__Source text__.
For labs integrating multiple data streams, our weather station software guide covers complementary meteorological monitoring that can be correlated with acoustic data for comprehensive environmental analysis.

Hardware Requirements and Sensor Deployment

Deploying a comprehensive acoustic monitoring infrastructure involves sensors in the field and processing servers in the lab. Each acoustic monitoring domain has distinct hardware requirements:

For urban noise monitoring, a city-wide deployment typically uses 20-50 noise monitoring terminals at strategic locations. Each terminal runs a Raspberry Pi or similar SBC with a Class 1 sound level meter connected via USB, streaming data to a central NoiseModelling server over 4G/WiFi. A medium city of 500,000 population requires approximately 4-8 hours of computation on a 32-core server with 64 GB RAM to generate a full Lden noise map at 10m grid resolution.

Bioacoustics field deployments commonly use 10-50 autonomous recording units like AudioMoth or Swift across study areas of 10 to 10,000 hectares. Each unit records 1-4 weeks of continuous audio, generating about 8 GB per day per unit. After retrieval, OpenSoundscape processes this data in batches — a 4-week, 50-unit deployment generates 11 TB of raw audio. Processing with BirdNET CNN classification on a server with an RTX 3060 GPU handles roughly 300 hours of audio per hour.

Marine passive acoustic monitoring operates at industrial scale. Offshore energy projects deploy hydrophone arrays at depths of 50-200m, streaming real-time audio via fiber optic cables. A single 8-hydrophone array sampling at 192 kHz generates approximately 500 GB per day. PAMGuard processes this in real-time on dedicated DSP hardware — simultaneously running click detectors for porpoises, whistle detectors for delphinids, and matched filters for baleen whale calls, all within the latency budget required for operational mitigation decisions.

FAQ

How accurate is automated species detection compared to manual annotation?

[Dataset entries]
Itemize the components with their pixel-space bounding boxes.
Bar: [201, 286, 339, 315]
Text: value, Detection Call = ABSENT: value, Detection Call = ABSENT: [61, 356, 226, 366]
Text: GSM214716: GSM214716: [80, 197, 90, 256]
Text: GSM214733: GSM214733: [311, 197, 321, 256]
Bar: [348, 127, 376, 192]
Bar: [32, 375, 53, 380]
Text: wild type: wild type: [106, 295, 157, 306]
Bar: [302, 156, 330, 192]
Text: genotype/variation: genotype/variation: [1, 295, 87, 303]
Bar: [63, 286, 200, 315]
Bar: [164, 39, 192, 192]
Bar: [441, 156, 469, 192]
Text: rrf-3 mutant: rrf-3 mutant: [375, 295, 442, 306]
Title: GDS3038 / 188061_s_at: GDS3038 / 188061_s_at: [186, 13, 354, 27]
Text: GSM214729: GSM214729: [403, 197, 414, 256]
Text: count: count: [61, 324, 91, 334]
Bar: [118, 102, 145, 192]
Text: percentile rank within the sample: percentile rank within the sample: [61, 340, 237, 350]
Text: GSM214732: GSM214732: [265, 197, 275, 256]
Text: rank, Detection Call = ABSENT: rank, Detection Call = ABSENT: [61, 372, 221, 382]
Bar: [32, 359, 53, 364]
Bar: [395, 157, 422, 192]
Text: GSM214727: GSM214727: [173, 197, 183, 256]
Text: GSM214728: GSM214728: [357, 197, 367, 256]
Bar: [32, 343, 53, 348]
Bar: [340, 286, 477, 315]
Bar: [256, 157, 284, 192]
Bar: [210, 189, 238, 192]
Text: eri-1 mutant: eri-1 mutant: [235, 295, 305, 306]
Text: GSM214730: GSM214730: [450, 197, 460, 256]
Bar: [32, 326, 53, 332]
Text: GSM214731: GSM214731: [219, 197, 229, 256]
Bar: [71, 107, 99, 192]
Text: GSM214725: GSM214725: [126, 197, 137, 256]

__Work instructions__.
A. Answer these questions from the acoustic monitoring passage:
(i) How many noise monitoring terminals does a city-wide urban deployment typically use?
(ii) About how much data does each bioacoustics recording unit generate per day?
(iii) At what depths do offshore energy projects deploy hydrophone arrays?
B. Quote everything in the acoustic monitoring passage from "Marine passive acoustic" down to "to manual annotation?".

__Task responses__.
A.
(i) 20-50 terminals
(ii) About 8 GB per day
(iii) 50-200m

B.
Marine passive acoustic monitoring operates at industrial scale. Offshore energy projects deploy hydrophone arrays at depths of 50-200m, streaming real-time audio via fiber optic cables. A single 8-hydrophone array sampling at 192 kHz generates approximately 500 GB per day. PAMGuard processes this in real-time on dedicated DSP hardware — simultaneously running click detectors for porpoises, whistle detectors for delphinids, and matched filters for baleen whale calls, all within the latency budget required for operational mitigation decisions.

FAQ

How accurate is automated species detection compared to manual annotation?